Work required >> Identify each line in the items below that contains the word "letter", and copy those lines.

Records of where elements appear >>

-------

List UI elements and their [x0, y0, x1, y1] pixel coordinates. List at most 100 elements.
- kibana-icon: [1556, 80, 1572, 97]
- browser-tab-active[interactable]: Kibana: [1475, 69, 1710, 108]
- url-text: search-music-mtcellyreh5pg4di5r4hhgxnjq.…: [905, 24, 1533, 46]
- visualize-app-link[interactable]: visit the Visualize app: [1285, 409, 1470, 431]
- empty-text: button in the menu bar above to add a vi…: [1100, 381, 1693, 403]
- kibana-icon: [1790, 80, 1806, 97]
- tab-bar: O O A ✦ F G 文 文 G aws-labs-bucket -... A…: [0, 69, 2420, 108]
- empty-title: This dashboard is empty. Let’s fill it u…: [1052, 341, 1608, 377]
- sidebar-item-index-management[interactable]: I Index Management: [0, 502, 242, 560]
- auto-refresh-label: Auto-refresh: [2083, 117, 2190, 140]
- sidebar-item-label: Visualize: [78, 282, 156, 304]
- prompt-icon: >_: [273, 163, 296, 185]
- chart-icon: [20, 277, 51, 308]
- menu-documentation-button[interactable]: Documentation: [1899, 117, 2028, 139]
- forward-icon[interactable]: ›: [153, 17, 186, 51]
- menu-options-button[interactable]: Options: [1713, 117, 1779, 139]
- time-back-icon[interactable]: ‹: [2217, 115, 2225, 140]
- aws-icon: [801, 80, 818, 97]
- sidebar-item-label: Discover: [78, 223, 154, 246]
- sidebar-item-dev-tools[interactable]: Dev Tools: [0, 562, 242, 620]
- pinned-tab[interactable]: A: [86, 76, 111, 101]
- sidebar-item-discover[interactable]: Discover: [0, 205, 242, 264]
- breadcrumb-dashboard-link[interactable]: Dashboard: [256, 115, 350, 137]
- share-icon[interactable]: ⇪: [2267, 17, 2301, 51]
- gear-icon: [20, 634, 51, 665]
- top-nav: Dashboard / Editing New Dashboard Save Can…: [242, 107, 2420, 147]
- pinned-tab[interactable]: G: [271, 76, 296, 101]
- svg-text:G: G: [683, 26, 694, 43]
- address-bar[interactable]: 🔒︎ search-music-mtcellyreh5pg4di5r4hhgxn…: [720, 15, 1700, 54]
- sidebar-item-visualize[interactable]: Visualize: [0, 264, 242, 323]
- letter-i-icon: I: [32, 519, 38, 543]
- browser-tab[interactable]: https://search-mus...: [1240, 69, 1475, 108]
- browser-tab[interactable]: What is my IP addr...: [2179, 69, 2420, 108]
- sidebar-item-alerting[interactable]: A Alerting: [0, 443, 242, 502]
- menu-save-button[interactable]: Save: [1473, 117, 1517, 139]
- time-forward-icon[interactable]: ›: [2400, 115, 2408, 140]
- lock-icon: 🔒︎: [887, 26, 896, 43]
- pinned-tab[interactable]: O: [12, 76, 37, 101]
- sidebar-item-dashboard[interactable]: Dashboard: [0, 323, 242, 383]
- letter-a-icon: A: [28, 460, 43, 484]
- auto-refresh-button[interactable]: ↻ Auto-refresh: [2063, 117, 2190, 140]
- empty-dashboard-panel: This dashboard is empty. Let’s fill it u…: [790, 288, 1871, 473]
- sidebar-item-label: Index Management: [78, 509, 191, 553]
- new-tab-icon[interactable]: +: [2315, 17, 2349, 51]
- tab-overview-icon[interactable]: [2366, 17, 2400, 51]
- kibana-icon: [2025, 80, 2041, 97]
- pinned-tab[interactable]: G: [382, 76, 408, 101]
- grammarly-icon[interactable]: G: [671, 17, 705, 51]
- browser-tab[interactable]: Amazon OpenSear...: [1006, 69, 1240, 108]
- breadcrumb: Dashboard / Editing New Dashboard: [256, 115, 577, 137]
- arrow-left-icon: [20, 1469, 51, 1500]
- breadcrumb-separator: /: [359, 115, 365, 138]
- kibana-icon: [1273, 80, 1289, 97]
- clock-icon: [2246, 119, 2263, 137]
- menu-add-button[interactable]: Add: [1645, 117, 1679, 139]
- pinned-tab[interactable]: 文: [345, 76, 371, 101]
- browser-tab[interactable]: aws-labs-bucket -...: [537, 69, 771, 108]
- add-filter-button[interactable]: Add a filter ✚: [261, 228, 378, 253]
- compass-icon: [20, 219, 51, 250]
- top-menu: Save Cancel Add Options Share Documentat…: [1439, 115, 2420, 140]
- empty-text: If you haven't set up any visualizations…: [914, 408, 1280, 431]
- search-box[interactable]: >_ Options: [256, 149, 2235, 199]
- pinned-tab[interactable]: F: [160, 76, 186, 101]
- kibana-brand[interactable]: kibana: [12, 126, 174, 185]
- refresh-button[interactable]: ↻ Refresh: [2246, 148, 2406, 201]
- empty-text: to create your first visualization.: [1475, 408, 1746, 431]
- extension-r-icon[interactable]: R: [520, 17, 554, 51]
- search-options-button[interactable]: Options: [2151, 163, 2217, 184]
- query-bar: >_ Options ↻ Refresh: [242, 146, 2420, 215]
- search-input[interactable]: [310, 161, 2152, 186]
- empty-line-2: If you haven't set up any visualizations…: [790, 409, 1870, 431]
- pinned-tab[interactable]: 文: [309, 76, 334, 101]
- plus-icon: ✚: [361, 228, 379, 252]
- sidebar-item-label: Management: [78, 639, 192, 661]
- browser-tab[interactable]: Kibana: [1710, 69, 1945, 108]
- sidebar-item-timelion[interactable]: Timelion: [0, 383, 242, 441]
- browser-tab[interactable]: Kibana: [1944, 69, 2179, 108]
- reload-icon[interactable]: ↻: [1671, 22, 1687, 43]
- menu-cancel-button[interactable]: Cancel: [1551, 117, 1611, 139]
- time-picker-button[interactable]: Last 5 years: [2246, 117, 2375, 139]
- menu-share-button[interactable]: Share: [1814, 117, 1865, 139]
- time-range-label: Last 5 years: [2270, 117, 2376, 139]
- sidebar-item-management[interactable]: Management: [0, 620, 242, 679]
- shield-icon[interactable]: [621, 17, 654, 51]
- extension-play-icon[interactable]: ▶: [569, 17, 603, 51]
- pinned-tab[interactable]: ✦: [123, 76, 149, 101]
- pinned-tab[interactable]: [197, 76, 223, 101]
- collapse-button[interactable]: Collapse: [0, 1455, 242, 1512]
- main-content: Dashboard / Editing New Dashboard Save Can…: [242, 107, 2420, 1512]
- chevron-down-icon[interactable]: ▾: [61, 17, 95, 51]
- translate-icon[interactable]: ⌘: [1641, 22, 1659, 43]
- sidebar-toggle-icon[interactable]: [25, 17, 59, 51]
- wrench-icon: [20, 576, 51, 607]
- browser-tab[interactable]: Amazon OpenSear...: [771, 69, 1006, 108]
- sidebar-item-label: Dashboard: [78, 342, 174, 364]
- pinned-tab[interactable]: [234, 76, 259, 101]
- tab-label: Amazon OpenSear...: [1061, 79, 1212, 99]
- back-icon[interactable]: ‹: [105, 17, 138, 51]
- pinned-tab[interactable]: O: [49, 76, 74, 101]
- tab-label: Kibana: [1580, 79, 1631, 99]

-------

Worked solution >>
- letter-i-icon: I: [32, 519, 38, 543]
- letter-a-icon: A: [28, 460, 43, 484]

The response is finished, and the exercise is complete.